→ **Instructions to follow**
Repeat each record below exactly as given.

(Data records)

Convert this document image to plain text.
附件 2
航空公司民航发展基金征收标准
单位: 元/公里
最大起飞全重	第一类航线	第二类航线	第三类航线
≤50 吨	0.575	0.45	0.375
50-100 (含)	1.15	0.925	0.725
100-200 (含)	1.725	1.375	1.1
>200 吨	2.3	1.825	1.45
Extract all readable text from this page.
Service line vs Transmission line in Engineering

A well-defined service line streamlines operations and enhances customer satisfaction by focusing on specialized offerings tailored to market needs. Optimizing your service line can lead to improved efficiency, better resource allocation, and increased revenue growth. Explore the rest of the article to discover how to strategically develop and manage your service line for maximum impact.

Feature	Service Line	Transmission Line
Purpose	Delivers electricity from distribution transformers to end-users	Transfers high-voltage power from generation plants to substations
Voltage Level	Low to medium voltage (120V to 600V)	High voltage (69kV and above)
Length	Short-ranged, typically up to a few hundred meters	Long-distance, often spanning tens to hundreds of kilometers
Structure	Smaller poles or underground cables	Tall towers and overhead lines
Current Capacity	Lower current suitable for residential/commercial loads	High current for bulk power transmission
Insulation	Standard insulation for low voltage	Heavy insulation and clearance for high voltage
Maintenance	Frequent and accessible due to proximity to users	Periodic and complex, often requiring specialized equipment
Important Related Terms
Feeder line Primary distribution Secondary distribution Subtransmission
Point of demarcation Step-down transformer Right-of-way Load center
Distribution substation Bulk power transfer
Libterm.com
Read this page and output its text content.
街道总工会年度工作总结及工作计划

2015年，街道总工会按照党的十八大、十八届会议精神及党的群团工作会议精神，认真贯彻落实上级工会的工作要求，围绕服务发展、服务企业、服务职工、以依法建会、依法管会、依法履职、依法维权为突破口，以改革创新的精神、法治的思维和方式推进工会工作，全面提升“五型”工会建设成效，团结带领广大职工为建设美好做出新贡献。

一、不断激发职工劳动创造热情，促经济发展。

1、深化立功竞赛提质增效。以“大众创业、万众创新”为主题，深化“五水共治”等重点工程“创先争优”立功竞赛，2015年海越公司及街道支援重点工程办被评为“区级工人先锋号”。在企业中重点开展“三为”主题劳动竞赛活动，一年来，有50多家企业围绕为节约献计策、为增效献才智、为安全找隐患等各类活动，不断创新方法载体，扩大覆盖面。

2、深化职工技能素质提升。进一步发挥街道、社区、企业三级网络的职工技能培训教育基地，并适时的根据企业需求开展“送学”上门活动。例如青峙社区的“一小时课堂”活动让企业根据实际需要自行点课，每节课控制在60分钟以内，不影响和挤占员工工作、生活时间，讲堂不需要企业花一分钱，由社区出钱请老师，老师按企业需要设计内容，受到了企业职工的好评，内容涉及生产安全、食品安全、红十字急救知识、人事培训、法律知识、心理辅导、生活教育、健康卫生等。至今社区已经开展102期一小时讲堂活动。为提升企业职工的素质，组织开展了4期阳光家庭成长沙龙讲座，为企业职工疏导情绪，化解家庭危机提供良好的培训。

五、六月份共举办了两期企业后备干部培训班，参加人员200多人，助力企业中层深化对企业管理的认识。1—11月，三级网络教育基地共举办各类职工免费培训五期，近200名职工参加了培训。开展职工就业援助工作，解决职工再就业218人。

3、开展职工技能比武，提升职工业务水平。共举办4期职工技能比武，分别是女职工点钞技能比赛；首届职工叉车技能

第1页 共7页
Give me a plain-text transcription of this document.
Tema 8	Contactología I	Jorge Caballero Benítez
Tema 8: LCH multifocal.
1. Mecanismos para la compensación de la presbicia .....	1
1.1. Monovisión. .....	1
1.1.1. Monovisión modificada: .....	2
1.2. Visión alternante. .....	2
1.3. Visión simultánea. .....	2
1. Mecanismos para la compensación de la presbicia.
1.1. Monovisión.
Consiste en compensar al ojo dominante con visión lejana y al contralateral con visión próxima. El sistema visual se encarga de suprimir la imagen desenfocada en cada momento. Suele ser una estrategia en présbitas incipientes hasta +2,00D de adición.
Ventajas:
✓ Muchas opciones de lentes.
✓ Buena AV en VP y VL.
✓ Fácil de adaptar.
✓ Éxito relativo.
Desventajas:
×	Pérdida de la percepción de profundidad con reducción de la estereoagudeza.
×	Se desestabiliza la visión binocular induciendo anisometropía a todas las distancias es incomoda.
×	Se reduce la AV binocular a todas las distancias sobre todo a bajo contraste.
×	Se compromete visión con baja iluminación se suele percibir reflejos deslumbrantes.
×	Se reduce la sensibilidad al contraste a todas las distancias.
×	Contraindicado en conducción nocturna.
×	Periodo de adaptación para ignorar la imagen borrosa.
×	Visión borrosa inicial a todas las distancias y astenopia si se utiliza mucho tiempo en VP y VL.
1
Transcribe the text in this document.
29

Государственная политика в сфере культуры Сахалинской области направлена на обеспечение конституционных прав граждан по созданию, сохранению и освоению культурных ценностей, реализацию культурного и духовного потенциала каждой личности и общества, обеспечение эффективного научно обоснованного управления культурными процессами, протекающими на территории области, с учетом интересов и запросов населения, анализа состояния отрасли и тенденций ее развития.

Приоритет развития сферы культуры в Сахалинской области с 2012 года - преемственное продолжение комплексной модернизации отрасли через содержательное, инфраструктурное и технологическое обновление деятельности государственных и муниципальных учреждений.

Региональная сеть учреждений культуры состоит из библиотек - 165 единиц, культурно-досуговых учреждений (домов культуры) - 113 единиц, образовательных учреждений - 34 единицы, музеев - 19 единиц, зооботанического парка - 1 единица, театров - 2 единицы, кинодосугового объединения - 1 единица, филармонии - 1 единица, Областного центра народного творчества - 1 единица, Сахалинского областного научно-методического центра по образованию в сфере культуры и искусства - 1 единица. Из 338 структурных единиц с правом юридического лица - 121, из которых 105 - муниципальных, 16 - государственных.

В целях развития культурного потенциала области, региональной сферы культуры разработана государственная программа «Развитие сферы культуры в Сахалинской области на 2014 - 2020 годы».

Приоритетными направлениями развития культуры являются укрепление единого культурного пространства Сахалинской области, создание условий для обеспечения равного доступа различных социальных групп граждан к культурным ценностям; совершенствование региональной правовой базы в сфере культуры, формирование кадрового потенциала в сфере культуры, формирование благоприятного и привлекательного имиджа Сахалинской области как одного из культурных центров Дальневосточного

→ **Completed exercise**
Convert this document image to plain text.
附件 2
航空公司民航发展基金征收标准
单位: 元/公里
最大起飞全重	第一类航线	第二类航线	第三类航线
≤50 吨	0.575	0.45	0.375
50-100 (含)	1.15	0.925	0.725
100-200 (含)	1.725	1.375	1.1
>200 吨	2.3	1.825	1.45
Extract all readable text from this page.
Service line vs Transmission line in Engineering

A well-defined service line streamlines operations and enhances customer satisfaction by focusing on specialized offerings tailored to market needs. Optimizing your service line can lead to improved efficiency, better resource allocation, and increased revenue growth. Explore the rest of the article to discover how to strategically develop and manage your service line for maximum impact.

Feature	Service Line	Transmission Line
Purpose	Delivers electricity from distribution transformers to end-users	Transfers high-voltage power from generation plants to substations
Voltage Level	Low to medium voltage (120V to 600V)	High voltage (69kV and above)
Length	Short-ranged, typically up to a few hundred meters	Long-distance, often spanning tens to hundreds of kilometers
Structure	Smaller poles or underground cables	Tall towers and overhead lines
Current Capacity	Lower current suitable for residential/commercial loads	High current for bulk power transmission
Insulation	Standard insulation for low voltage	Heavy insulation and clearance for high voltage
Maintenance	Frequent and accessible due to proximity to users	Periodic and complex, often requiring specialized equipment
Important Related Terms
Feeder line Primary distribution Secondary distribution Subtransmission
Point of demarcation Step-down transformer Right-of-way Load center
Distribution substation Bulk power transfer
Libterm.com
Read this page and output its text content.
街道总工会年度工作总结及工作计划

2015年，街道总工会按照党的十八大、十八届会议精神及党的群团工作会议精神，认真贯彻落实上级工会的工作要求，围绕服务发展、服务企业、服务职工、以依法建会、依法管会、依法履职、依法维权为突破口，以改革创新的精神、法治的思维和方式推进工会工作，全面提升“五型”工会建设成效，团结带领广大职工为建设美好做出新贡献。

一、不断激发职工劳动创造热情，促经济发展。

1、深化立功竞赛提质增效。以“大众创业、万众创新”为主题，深化“五水共治”等重点工程“创先争优”立功竞赛，2015年海越公司及街道支援重点工程办被评为“区级工人先锋号”。在企业中重点开展“三为”主题劳动竞赛活动，一年来，有50多家企业围绕为节约献计策、为增效献才智、为安全找隐患等各类活动，不断创新方法载体，扩大覆盖面。

2、深化职工技能素质提升。进一步发挥街道、社区、企业三级网络的职工技能培训教育基地，并适时的根据企业需求开展“送学”上门活动。例如青峙社区的“一小时课堂”活动让企业根据实际需要自行点课，每节课控制在60分钟以内，不影响和挤占员工工作、生活时间，讲堂不需要企业花一分钱，由社区出钱请老师，老师按企业需要设计内容，受到了企业职工的好评，内容涉及生产安全、食品安全、红十字急救知识、人事培训、法律知识、心理辅导、生活教育、健康卫生等。至今社区已经开展102期一小时讲堂活动。为提升企业职工的素质，组织开展了4期阳光家庭成长沙龙讲座，为企业职工疏导情绪，化解家庭危机提供良好的培训。

五、六月份共举办了两期企业后备干部培训班，参加人员200多人，助力企业中层深化对企业管理的认识。1—11月，三级网络教育基地共举办各类职工免费培训五期，近200名职工参加了培训。开展职工就业援助工作，解决职工再就业218人。

3、开展职工技能比武，提升职工业务水平。共举办4期职工技能比武，分别是女职工点钞技能比赛；首届职工叉车技能

第1页 共7页
Give me a plain-text transcription of this document.
Tema 8	Contactología I	Jorge Caballero Benítez
Tema 8: LCH multifocal.
1. Mecanismos para la compensación de la presbicia .....	1
1.1. Monovisión. .....	1
1.1.1. Monovisión modificada: .....	2
1.2. Visión alternante. .....	2
1.3. Visión simultánea. .....	2
1. Mecanismos para la compensación de la presbicia.
1.1. Monovisión.
Consiste en compensar al ojo dominante con visión lejana y al contralateral con visión próxima. El sistema visual se encarga de suprimir la imagen desenfocada en cada momento. Suele ser una estrategia en présbitas incipientes hasta +2,00D de adición.
Ventajas:
✓ Muchas opciones de lentes.
✓ Buena AV en VP y VL.
✓ Fácil de adaptar.
✓ Éxito relativo.
Desventajas:
×	Pérdida de la percepción de profundidad con reducción de la estereoagudeza.
×	Se desestabiliza la visión binocular induciendo anisometropía a todas las distancias es incomoda.
×	Se reduce la AV binocular a todas las distancias sobre todo a bajo contraste.
×	Se compromete visión con baja iluminación se suele percibir reflejos deslumbrantes.
×	Se reduce la sensibilidad al contraste a todas las distancias.
×	Contraindicado en conducción nocturna.
×	Periodo de adaptación para ignorar la imagen borrosa.
×	Visión borrosa inicial a todas las distancias y astenopia si se utiliza mucho tiempo en VP y VL.
1
Transcribe the text in this document.
29

Государственная политика в сфере культуры Сахалинской области направлена на обеспечение конституционных прав граждан по созданию, сохранению и освоению культурных ценностей, реализацию культурного и духовного потенциала каждой личности и общества, обеспечение эффективного научно обоснованного управления культурными процессами, протекающими на территории области, с учетом интересов и запросов населения, анализа состояния отрасли и тенденций ее развития.

Приоритет развития сферы культуры в Сахалинской области с 2012 года - преемственное продолжение комплексной модернизации отрасли через содержательное, инфраструктурное и технологическое обновление деятельности государственных и муниципальных учреждений.

Региональная сеть учреждений культуры состоит из библиотек - 165 единиц, культурно-досуговых учреждений (домов культуры) - 113 единиц, образовательных учреждений - 34 единицы, музеев - 19 единиц, зооботанического парка - 1 единица, театров - 2 единицы, кинодосугового объединения - 1 единица, филармонии - 1 единица, Областного центра народного творчества - 1 единица, Сахалинского областного научно-методического центра по образованию в сфере культуры и искусства - 1 единица. Из 338 структурных единиц с правом юридического лица - 121, из которых 105 - муниципальных, 16 - государственных.

В целях развития культурного потенциала области, региональной сферы культуры разработана государственная программа «Развитие сферы культуры в Сахалинской области на 2014 - 2020 годы».

Приоритетными направлениями развития культуры являются укрепление единого культурного пространства Сахалинской области, создание условий для обеспечения равного доступа различных социальных групп граждан к культурным ценностям; совершенствование региональной правовой базы в сфере культуры, формирование кадрового потенциала в сфере культуры, формирование благоприятного и привлекательного имиджа Сахалинской области как одного из культурных центров Дальневосточного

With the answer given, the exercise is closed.